Exercise: Please transcribe the data below exactly. Leave the pictures out.

>> Begin Available data

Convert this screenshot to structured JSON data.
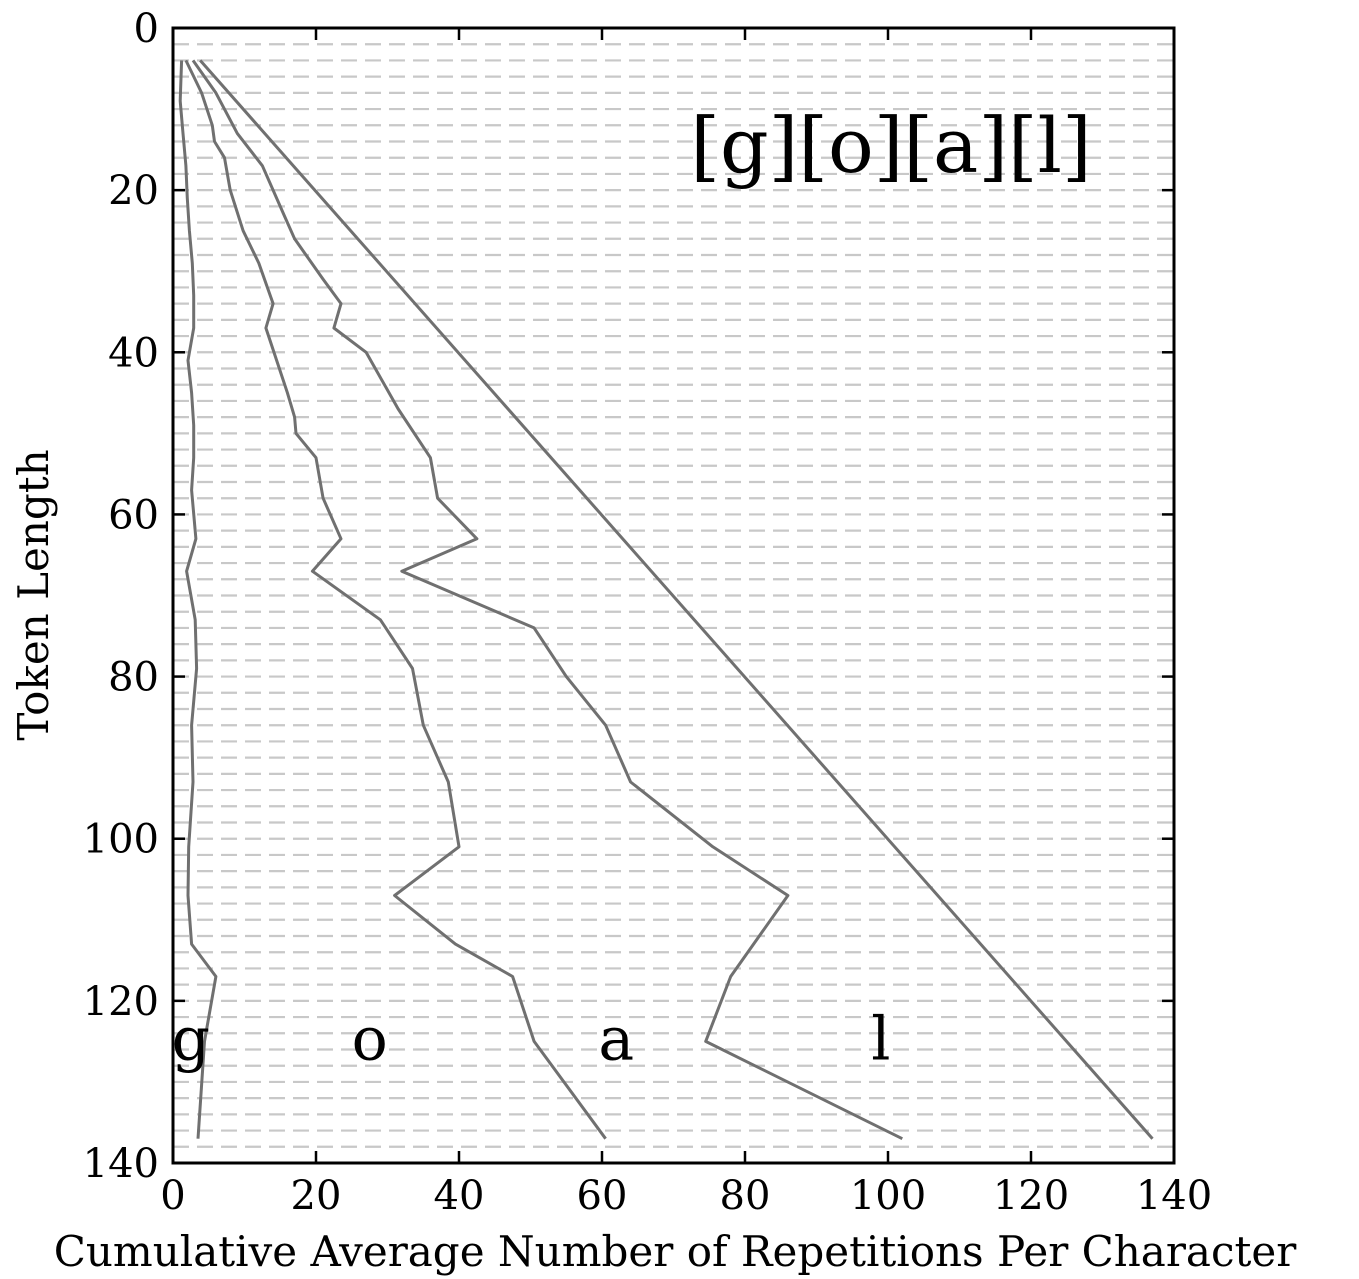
{
  "chart_data": {
    "type": "line",
    "title": "[g][o][a][l]",
    "xlabel": "Cumulative Average Number of Repetitions Per Character",
    "ylabel": "Token Length",
    "xlim": [
      0,
      140
    ],
    "ylim": [
      0,
      140
    ],
    "y_inverted": true,
    "xticks": [
      0,
      20,
      40,
      60,
      80,
      100,
      120,
      140
    ],
    "yticks": [
      0,
      20,
      40,
      60,
      80,
      100,
      120,
      140
    ],
    "grid": "horizontal dashed",
    "char_labels": [
      {
        "text": "g",
        "x": 2.5,
        "y": 125
      },
      {
        "text": "o",
        "x": 27.5,
        "y": 125
      },
      {
        "text": "a",
        "x": 62,
        "y": 125
      },
      {
        "text": "l",
        "x": 99,
        "y": 125
      }
    ],
    "series": [
      {
        "x": [
          1.2,
          1.0,
          1.4,
          1.8,
          2.0,
          2.3,
          2.7,
          2.9,
          2.9,
          2.1,
          2.6,
          2.9,
          2.9,
          2.6,
          3.2,
          1.9,
          3.1,
          3.3,
          2.6,
          2.8,
          2.2,
          2.1,
          2.6,
          6.0,
          4.4,
          3.5
        ],
        "y": [
          4,
          9,
          13,
          17,
          21,
          25,
          29,
          33,
          37,
          41,
          45,
          49,
          53,
          57,
          63,
          67,
          73,
          79,
          86,
          93,
          101,
          107,
          113,
          117,
          125,
          137
        ]
      },
      {
        "x": [
          1.8,
          4.0,
          5.5,
          5.8,
          7.2,
          8.0,
          9.8,
          12.0,
          14.0,
          13.0,
          16.0,
          17.0,
          17.2,
          20.0,
          21.0,
          23.5,
          19.5,
          29.0,
          33.5,
          35.0,
          38.5,
          40.0,
          31.0,
          39.5,
          47.5,
          50.5,
          60.5
        ],
        "y": [
          4,
          8,
          12,
          14,
          16,
          20,
          25,
          29,
          34,
          37,
          45,
          48,
          50,
          53,
          58,
          63,
          67,
          73,
          79,
          86,
          93,
          101,
          107,
          113,
          117,
          125,
          137
        ]
      },
      {
        "x": [
          2.8,
          6.0,
          9.0,
          12.5,
          15.5,
          17.0,
          21.0,
          23.5,
          22.5,
          27.0,
          31.5,
          36.0,
          37.0,
          42.5,
          32.0,
          50.5,
          55.0,
          60.5,
          64.0,
          75.5,
          86.0,
          78.0,
          74.5,
          102.0
        ],
        "y": [
          4,
          8,
          13,
          17,
          23,
          26,
          31,
          34,
          37,
          40,
          47,
          53,
          58,
          63,
          67,
          74,
          80,
          86,
          93,
          101,
          107,
          117,
          125,
          137
        ]
      },
      {
        "x": [
          3.8,
          137.0
        ],
        "y": [
          4,
          137
        ]
      }
    ]
  }
}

>> End Available data

The response:
Convert this screenshot to structured JSON data.
{
  "chart_data": {
    "type": "line",
    "title": "[g][o][a][l]",
    "xlabel": "Cumulative Average Number of Repetitions Per Character",
    "ylabel": "Token Length",
    "xlim": [
      0,
      140
    ],
    "ylim": [
      0,
      140
    ],
    "y_inverted": true,
    "xticks": [
      0,
      20,
      40,
      60,
      80,
      100,
      120,
      140
    ],
    "yticks": [
      0,
      20,
      40,
      60,
      80,
      100,
      120,
      140
    ],
    "grid": "horizontal dashed",
    "char_labels": [
      {
        "text": "g",
        "x": 2.5,
        "y": 125
      },
      {
        "text": "o",
        "x": 27.5,
        "y": 125
      },
      {
        "text": "a",
        "x": 62,
        "y": 125
      },
      {
        "text": "l",
        "x": 99,
        "y": 125
      }
    ],
    "series": [
      {
        "x": [
          1.2,
          1.0,
          1.4,
          1.8,
          2.0,
          2.3,
          2.7,
          2.9,
          2.9,
          2.1,
          2.6,
          2.9,
          2.9,
          2.6,
          3.2,
          1.9,
          3.1,
          3.3,
          2.6,
          2.8,
          2.2,
          2.1,
          2.6,
          6.0,
          4.4,
          3.5
        ],
        "y": [
          4,
          9,
          13,
          17,
          21,
          25,
          29,
          33,
          37,
          41,
          45,
          49,
          53,
          57,
          63,
          67,
          73,
          79,
          86,
          93,
          101,
          107,
          113,
          117,
          125,
          137
        ]
      },
      {
        "x": [
          1.8,
          4.0,
          5.5,
          5.8,
          7.2,
          8.0,
          9.8,
          12.0,
          14.0,
          13.0,
          16.0,
          17.0,
          17.2,
          20.0,
          21.0,
          23.5,
          19.5,
          29.0,
          33.5,
          35.0,
          38.5,
          40.0,
          31.0,
          39.5,
          47.5,
          50.5,
          60.5
        ],
        "y": [
          4,
          8,
          12,
          14,
          16,
          20,
          25,
          29,
          34,
          37,
          45,
          48,
          50,
          53,
          58,
          63,
          67,
          73,
          79,
          86,
          93,
          101,
          107,
          113,
          117,
          125,
          137
        ]
      },
      {
        "x": [
          2.8,
          6.0,
          9.0,
          12.5,
          15.5,
          17.0,
          21.0,
          23.5,
          22.5,
          27.0,
          31.5,
          36.0,
          37.0,
          42.5,
          32.0,
          50.5,
          55.0,
          60.5,
          64.0,
          75.5,
          86.0,
          78.0,
          74.5,
          102.0
        ],
        "y": [
          4,
          8,
          13,
          17,
          23,
          26,
          31,
          34,
          37,
          40,
          47,
          53,
          58,
          63,
          67,
          74,
          80,
          86,
          93,
          101,
          107,
          117,
          125,
          137
        ]
      },
      {
        "x": [
          3.8,
          137.0
        ],
        "y": [
          4,
          137
        ]
      }
    ]
  }
}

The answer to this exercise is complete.